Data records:
* begin *

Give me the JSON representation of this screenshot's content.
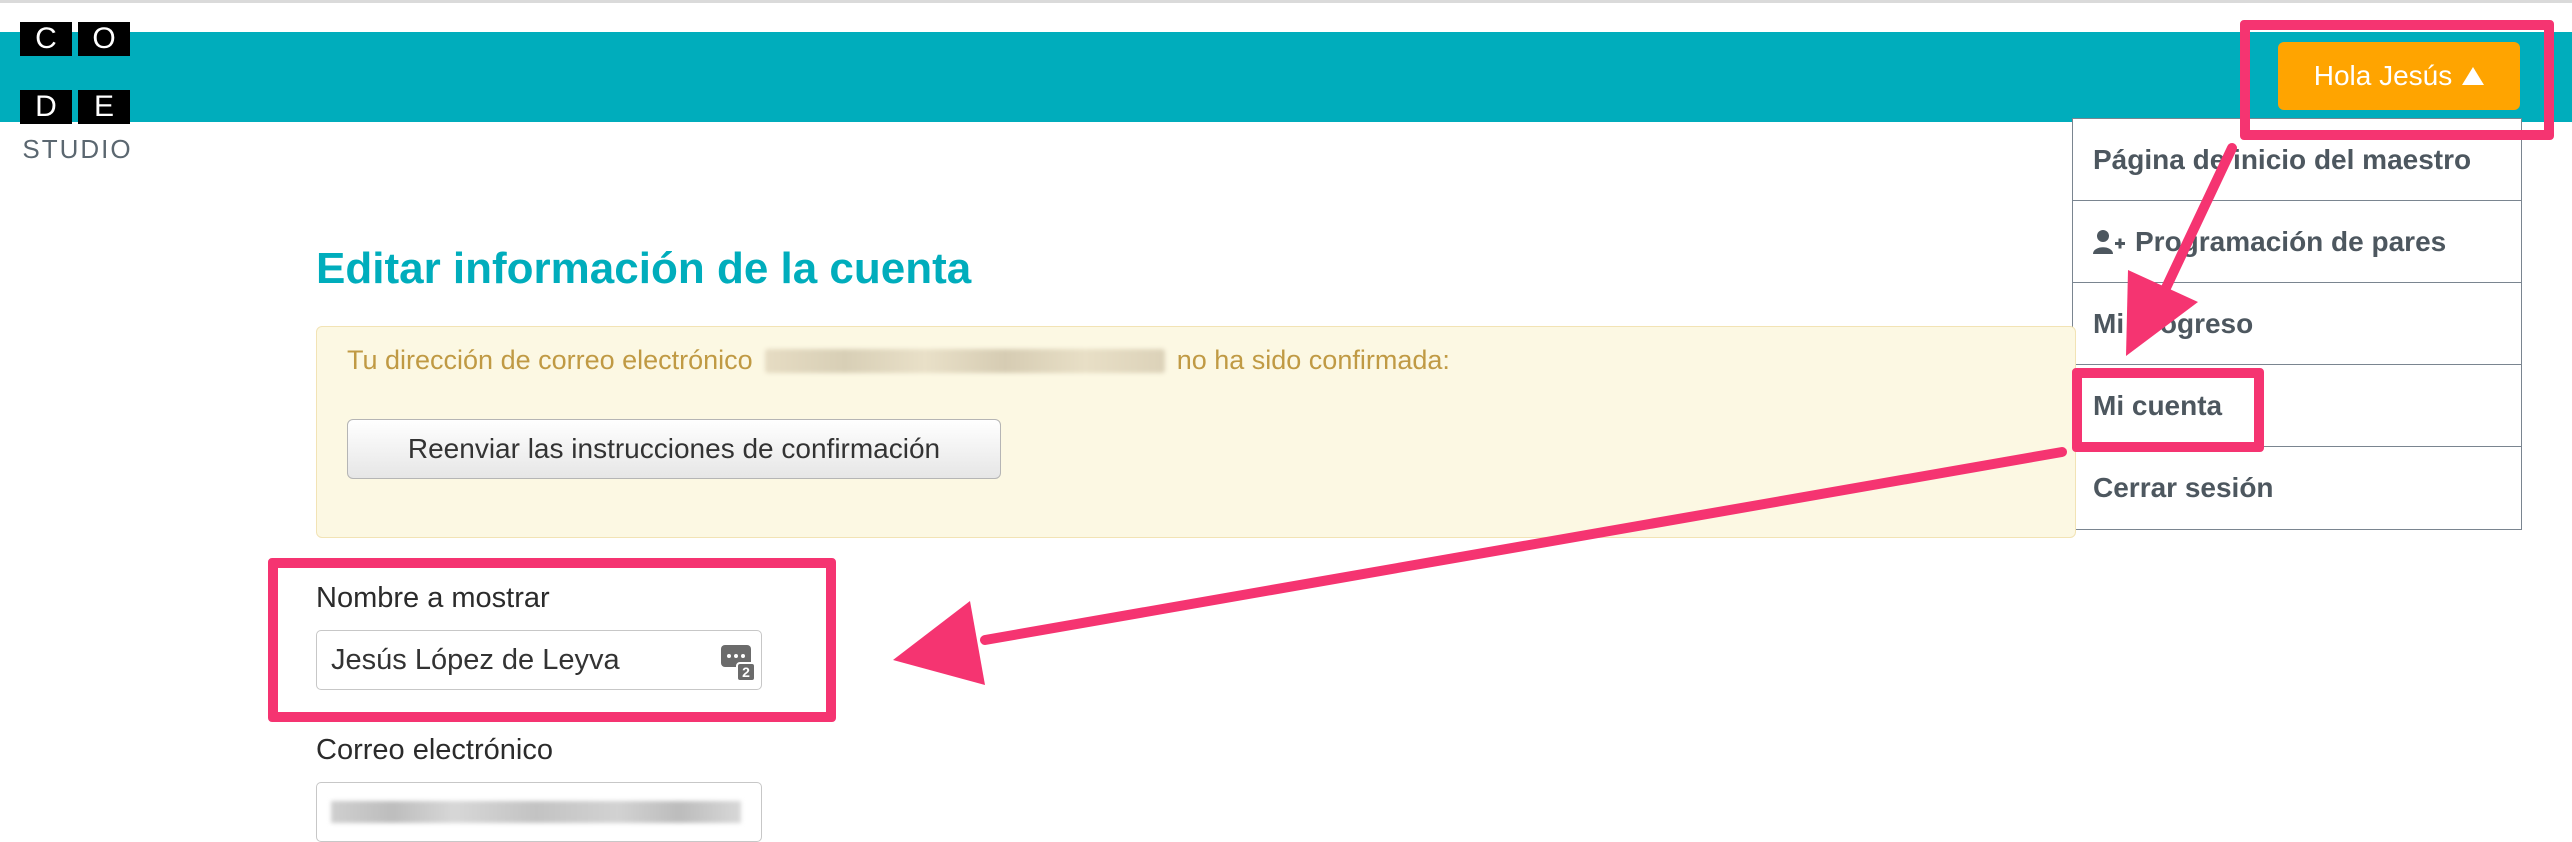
{
  "logo": {
    "letters": [
      "C",
      "O",
      "D",
      "E"
    ],
    "subtitle": "STUDIO"
  },
  "user_menu": {
    "button_label": "Hola Jesús",
    "items": [
      {
        "label": "Página de inicio del maestro"
      },
      {
        "label": "Programación de pares",
        "icon": "user-plus-icon"
      },
      {
        "label": "Mi progreso"
      },
      {
        "label": "Mi cuenta"
      },
      {
        "label": "Cerrar sesión"
      }
    ]
  },
  "page": {
    "title": "Editar información de la cuenta"
  },
  "alert": {
    "text_before": "Tu dirección de correo electrónico",
    "text_after": "no ha sido confirmada:",
    "resend_button": "Reenviar las instrucciones de confirmación"
  },
  "form": {
    "display_name_label": "Nombre a mostrar",
    "display_name_value": "Jesús López de Leyva",
    "email_label": "Correo electrónico"
  },
  "colors": {
    "header": "#00adbc",
    "accent_button": "#ffa400",
    "annotation": "#f53471",
    "alert_bg": "#fcf8e3",
    "alert_text": "#c09a44"
  }
}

* end *

**SET PROBLEM:** Using the material above, retype each entry exactly and omit the pictures.

**EXERCISE RESULT:**
Give me the JSON representation of this screenshot's content.
{
  "logo": {
    "letters": [
      "C",
      "O",
      "D",
      "E"
    ],
    "subtitle": "STUDIO"
  },
  "user_menu": {
    "button_label": "Hola Jesús",
    "items": [
      {
        "label": "Página de inicio del maestro"
      },
      {
        "label": "Programación de pares",
        "icon": "user-plus-icon"
      },
      {
        "label": "Mi progreso"
      },
      {
        "label": "Mi cuenta"
      },
      {
        "label": "Cerrar sesión"
      }
    ]
  },
  "page": {
    "title": "Editar información de la cuenta"
  },
  "alert": {
    "text_before": "Tu dirección de correo electrónico",
    "text_after": "no ha sido confirmada:",
    "resend_button": "Reenviar las instrucciones de confirmación"
  },
  "form": {
    "display_name_label": "Nombre a mostrar",
    "display_name_value": "Jesús López de Leyva",
    "email_label": "Correo electrónico"
  },
  "colors": {
    "header": "#00adbc",
    "accent_button": "#ffa400",
    "annotation": "#f53471",
    "alert_bg": "#fcf8e3",
    "alert_text": "#c09a44"
  }
}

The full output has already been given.